• **Objective**: Transcribe everything in the data word for word. Pictures are left out.

• **Records supplied**:
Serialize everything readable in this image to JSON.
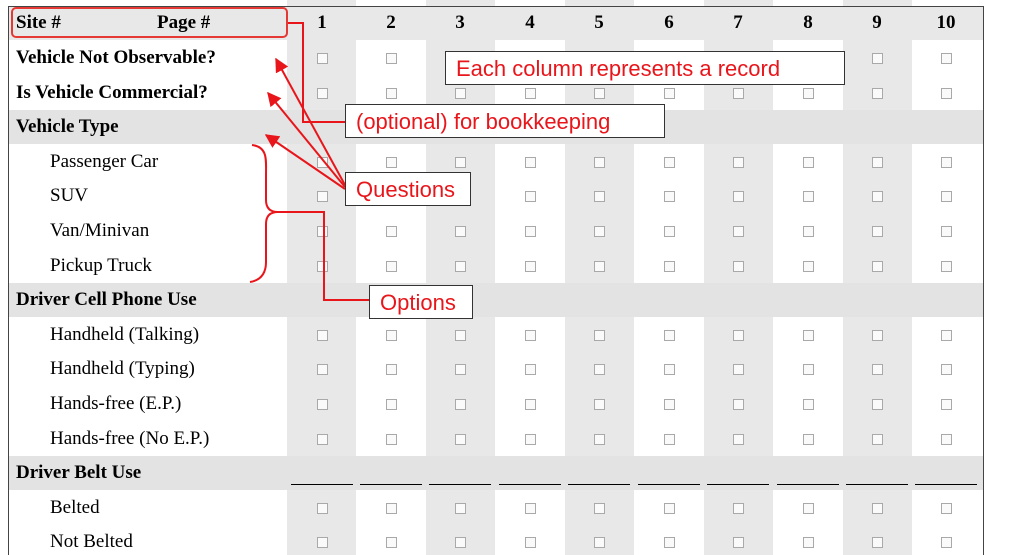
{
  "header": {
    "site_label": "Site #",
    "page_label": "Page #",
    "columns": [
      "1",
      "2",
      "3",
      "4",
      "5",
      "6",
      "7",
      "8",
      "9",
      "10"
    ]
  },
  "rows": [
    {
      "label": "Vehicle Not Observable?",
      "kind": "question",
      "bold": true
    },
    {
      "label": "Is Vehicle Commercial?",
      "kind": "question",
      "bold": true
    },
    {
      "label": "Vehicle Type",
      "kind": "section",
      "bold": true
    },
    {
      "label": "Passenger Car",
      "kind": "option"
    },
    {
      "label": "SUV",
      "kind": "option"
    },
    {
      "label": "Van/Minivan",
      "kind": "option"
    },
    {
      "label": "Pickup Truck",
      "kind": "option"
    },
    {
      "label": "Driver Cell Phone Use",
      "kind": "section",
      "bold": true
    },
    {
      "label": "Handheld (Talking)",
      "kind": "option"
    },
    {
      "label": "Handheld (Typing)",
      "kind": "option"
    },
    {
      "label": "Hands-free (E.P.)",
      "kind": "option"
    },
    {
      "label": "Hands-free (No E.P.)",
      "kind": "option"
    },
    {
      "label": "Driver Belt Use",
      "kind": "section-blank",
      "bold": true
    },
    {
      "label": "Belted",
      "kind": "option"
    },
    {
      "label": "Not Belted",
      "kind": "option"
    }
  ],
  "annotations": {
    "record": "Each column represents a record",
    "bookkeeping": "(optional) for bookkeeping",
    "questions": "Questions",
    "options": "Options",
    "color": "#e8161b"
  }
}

• **Written solution**:
Serialize everything readable in this image to JSON.
{
  "header": {
    "site_label": "Site #",
    "page_label": "Page #",
    "columns": [
      "1",
      "2",
      "3",
      "4",
      "5",
      "6",
      "7",
      "8",
      "9",
      "10"
    ]
  },
  "rows": [
    {
      "label": "Vehicle Not Observable?",
      "kind": "question",
      "bold": true
    },
    {
      "label": "Is Vehicle Commercial?",
      "kind": "question",
      "bold": true
    },
    {
      "label": "Vehicle Type",
      "kind": "section",
      "bold": true
    },
    {
      "label": "Passenger Car",
      "kind": "option"
    },
    {
      "label": "SUV",
      "kind": "option"
    },
    {
      "label": "Van/Minivan",
      "kind": "option"
    },
    {
      "label": "Pickup Truck",
      "kind": "option"
    },
    {
      "label": "Driver Cell Phone Use",
      "kind": "section",
      "bold": true
    },
    {
      "label": "Handheld (Talking)",
      "kind": "option"
    },
    {
      "label": "Handheld (Typing)",
      "kind": "option"
    },
    {
      "label": "Hands-free (E.P.)",
      "kind": "option"
    },
    {
      "label": "Hands-free (No E.P.)",
      "kind": "option"
    },
    {
      "label": "Driver Belt Use",
      "kind": "section-blank",
      "bold": true
    },
    {
      "label": "Belted",
      "kind": "option"
    },
    {
      "label": "Not Belted",
      "kind": "option"
    }
  ],
  "annotations": {
    "record": "Each column represents a record",
    "bookkeeping": "(optional) for bookkeeping",
    "questions": "Questions",
    "options": "Options",
    "color": "#e8161b"
  }
}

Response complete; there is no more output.